What you are asked to do
Copy out the records in full, word for word, without pictures.

## start Recorded information

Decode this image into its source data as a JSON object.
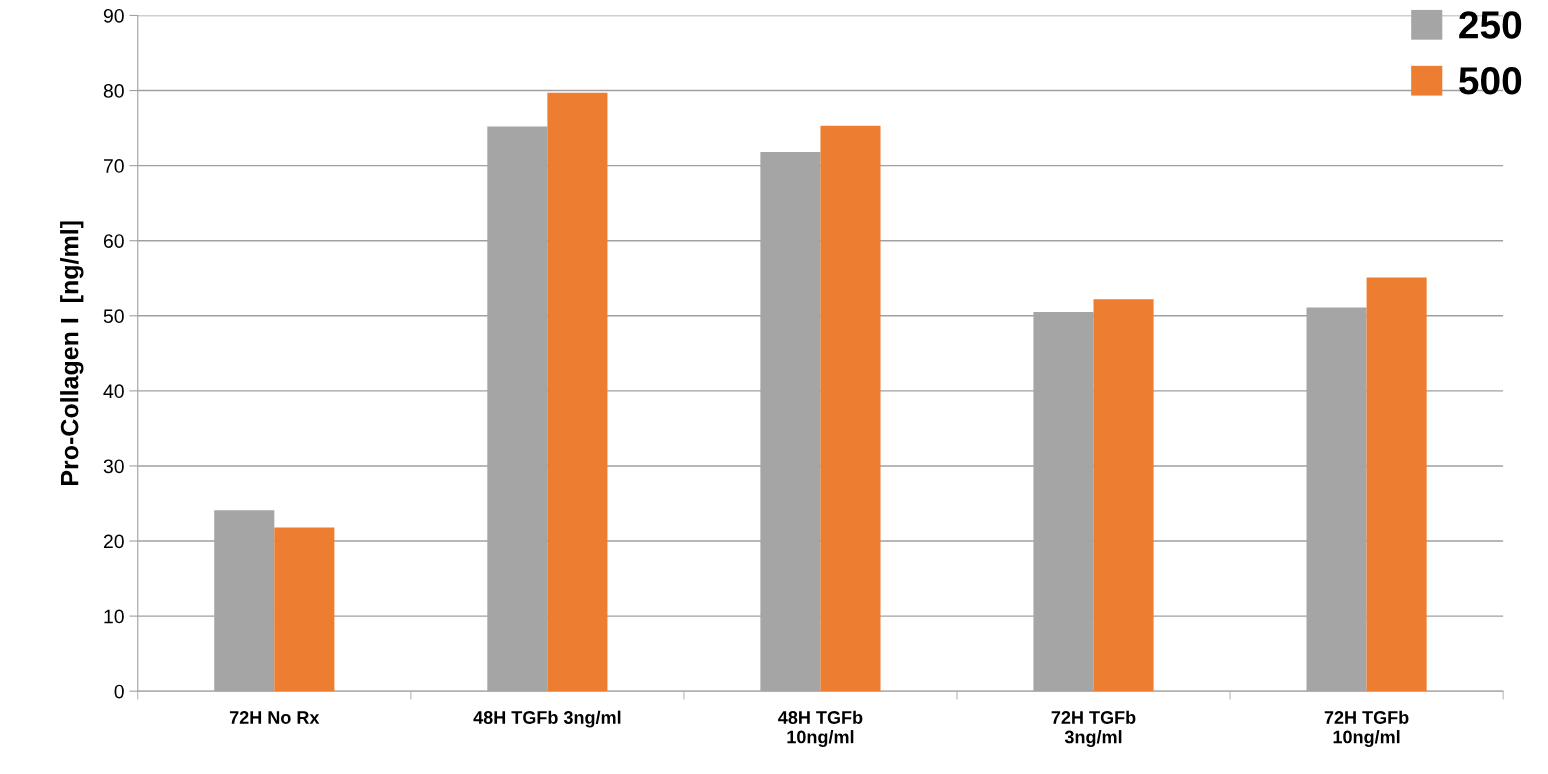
{
  "chart_data": {
    "type": "bar",
    "ylabel": "Pro-Collagen I  [ng/ml]",
    "categories": [
      "72H No Rx",
      "48H TGFb 3ng/ml",
      "48H TGFb\n10ng/ml",
      "72H TGFb\n3ng/ml",
      "72H TGFb\n10ng/ml"
    ],
    "series": [
      {
        "name": "250",
        "color": "#a5a5a5",
        "values": [
          24.1,
          75.2,
          71.8,
          50.5,
          51.1
        ]
      },
      {
        "name": "500",
        "color": "#ed7d31",
        "values": [
          21.8,
          79.7,
          75.3,
          52.2,
          55.1
        ]
      }
    ],
    "ylim": [
      0,
      90
    ],
    "yticks": [
      0,
      10,
      20,
      30,
      40,
      50,
      60,
      70,
      80,
      90
    ],
    "grid": "y",
    "legend": "top right"
  }
}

## end Recorded information

Result of the exercise
Decode this image into its source data as a JSON object.
{
  "chart_data": {
    "type": "bar",
    "ylabel": "Pro-Collagen I  [ng/ml]",
    "categories": [
      "72H No Rx",
      "48H TGFb 3ng/ml",
      "48H TGFb\n10ng/ml",
      "72H TGFb\n3ng/ml",
      "72H TGFb\n10ng/ml"
    ],
    "series": [
      {
        "name": "250",
        "color": "#a5a5a5",
        "values": [
          24.1,
          75.2,
          71.8,
          50.5,
          51.1
        ]
      },
      {
        "name": "500",
        "color": "#ed7d31",
        "values": [
          21.8,
          79.7,
          75.3,
          52.2,
          55.1
        ]
      }
    ],
    "ylim": [
      0,
      90
    ],
    "yticks": [
      0,
      10,
      20,
      30,
      40,
      50,
      60,
      70,
      80,
      90
    ],
    "grid": "y",
    "legend": "top right"
  }
}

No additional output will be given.